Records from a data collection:
————————

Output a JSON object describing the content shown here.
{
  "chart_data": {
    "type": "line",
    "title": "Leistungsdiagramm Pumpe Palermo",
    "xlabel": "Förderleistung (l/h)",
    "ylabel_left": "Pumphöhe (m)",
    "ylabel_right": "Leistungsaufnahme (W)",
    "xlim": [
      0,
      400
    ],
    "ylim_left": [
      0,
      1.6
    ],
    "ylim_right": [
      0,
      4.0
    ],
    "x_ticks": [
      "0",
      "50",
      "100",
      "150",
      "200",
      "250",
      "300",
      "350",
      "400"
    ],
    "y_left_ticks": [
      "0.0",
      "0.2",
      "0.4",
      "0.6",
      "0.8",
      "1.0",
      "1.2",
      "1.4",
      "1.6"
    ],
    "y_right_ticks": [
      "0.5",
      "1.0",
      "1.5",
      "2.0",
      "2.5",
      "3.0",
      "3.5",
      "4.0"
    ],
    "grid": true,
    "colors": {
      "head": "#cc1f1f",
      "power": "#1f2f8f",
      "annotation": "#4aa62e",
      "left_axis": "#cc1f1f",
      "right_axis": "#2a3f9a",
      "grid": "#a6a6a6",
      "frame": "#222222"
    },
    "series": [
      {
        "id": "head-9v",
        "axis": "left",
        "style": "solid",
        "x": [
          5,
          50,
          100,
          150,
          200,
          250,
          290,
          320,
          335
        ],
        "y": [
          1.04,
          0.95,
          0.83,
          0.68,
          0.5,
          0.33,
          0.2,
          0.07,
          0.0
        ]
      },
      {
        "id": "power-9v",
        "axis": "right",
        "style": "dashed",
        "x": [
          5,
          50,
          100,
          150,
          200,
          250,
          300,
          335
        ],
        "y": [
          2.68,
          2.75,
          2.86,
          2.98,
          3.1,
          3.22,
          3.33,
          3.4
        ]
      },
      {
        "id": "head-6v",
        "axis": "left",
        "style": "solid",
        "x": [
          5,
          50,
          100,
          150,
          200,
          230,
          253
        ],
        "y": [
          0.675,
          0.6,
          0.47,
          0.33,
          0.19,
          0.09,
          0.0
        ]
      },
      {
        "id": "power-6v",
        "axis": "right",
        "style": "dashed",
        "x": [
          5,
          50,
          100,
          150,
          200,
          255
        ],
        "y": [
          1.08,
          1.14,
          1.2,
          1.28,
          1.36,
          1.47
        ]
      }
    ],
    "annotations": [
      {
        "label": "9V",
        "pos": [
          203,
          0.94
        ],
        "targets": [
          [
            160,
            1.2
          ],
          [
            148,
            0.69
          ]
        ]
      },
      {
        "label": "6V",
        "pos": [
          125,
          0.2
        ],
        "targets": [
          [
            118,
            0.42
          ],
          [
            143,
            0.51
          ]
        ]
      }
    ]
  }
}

————————

(EXERCISE DESCRIPTION): Every record shown above should be written out again exactly.

(FINAL RESULT):
Output a JSON object describing the content shown here.
{
  "chart_data": {
    "type": "line",
    "title": "Leistungsdiagramm Pumpe Palermo",
    "xlabel": "Förderleistung (l/h)",
    "ylabel_left": "Pumphöhe (m)",
    "ylabel_right": "Leistungsaufnahme (W)",
    "xlim": [
      0,
      400
    ],
    "ylim_left": [
      0,
      1.6
    ],
    "ylim_right": [
      0,
      4.0
    ],
    "x_ticks": [
      "0",
      "50",
      "100",
      "150",
      "200",
      "250",
      "300",
      "350",
      "400"
    ],
    "y_left_ticks": [
      "0.0",
      "0.2",
      "0.4",
      "0.6",
      "0.8",
      "1.0",
      "1.2",
      "1.4",
      "1.6"
    ],
    "y_right_ticks": [
      "0.5",
      "1.0",
      "1.5",
      "2.0",
      "2.5",
      "3.0",
      "3.5",
      "4.0"
    ],
    "grid": true,
    "colors": {
      "head": "#cc1f1f",
      "power": "#1f2f8f",
      "annotation": "#4aa62e",
      "left_axis": "#cc1f1f",
      "right_axis": "#2a3f9a",
      "grid": "#a6a6a6",
      "frame": "#222222"
    },
    "series": [
      {
        "id": "head-9v",
        "axis": "left",
        "style": "solid",
        "x": [
          5,
          50,
          100,
          150,
          200,
          250,
          290,
          320,
          335
        ],
        "y": [
          1.04,
          0.95,
          0.83,
          0.68,
          0.5,
          0.33,
          0.2,
          0.07,
          0.0
        ]
      },
      {
        "id": "power-9v",
        "axis": "right",
        "style": "dashed",
        "x": [
          5,
          50,
          100,
          150,
          200,
          250,
          300,
          335
        ],
        "y": [
          2.68,
          2.75,
          2.86,
          2.98,
          3.1,
          3.22,
          3.33,
          3.4
        ]
      },
      {
        "id": "head-6v",
        "axis": "left",
        "style": "solid",
        "x": [
          5,
          50,
          100,
          150,
          200,
          230,
          253
        ],
        "y": [
          0.675,
          0.6,
          0.47,
          0.33,
          0.19,
          0.09,
          0.0
        ]
      },
      {
        "id": "power-6v",
        "axis": "right",
        "style": "dashed",
        "x": [
          5,
          50,
          100,
          150,
          200,
          255
        ],
        "y": [
          1.08,
          1.14,
          1.2,
          1.28,
          1.36,
          1.47
        ]
      }
    ],
    "annotations": [
      {
        "label": "9V",
        "pos": [
          203,
          0.94
        ],
        "targets": [
          [
            160,
            1.2
          ],
          [
            148,
            0.69
          ]
        ]
      },
      {
        "label": "6V",
        "pos": [
          125,
          0.2
        ],
        "targets": [
          [
            118,
            0.42
          ],
          [
            143,
            0.51
          ]
        ]
      }
    ]
  }
}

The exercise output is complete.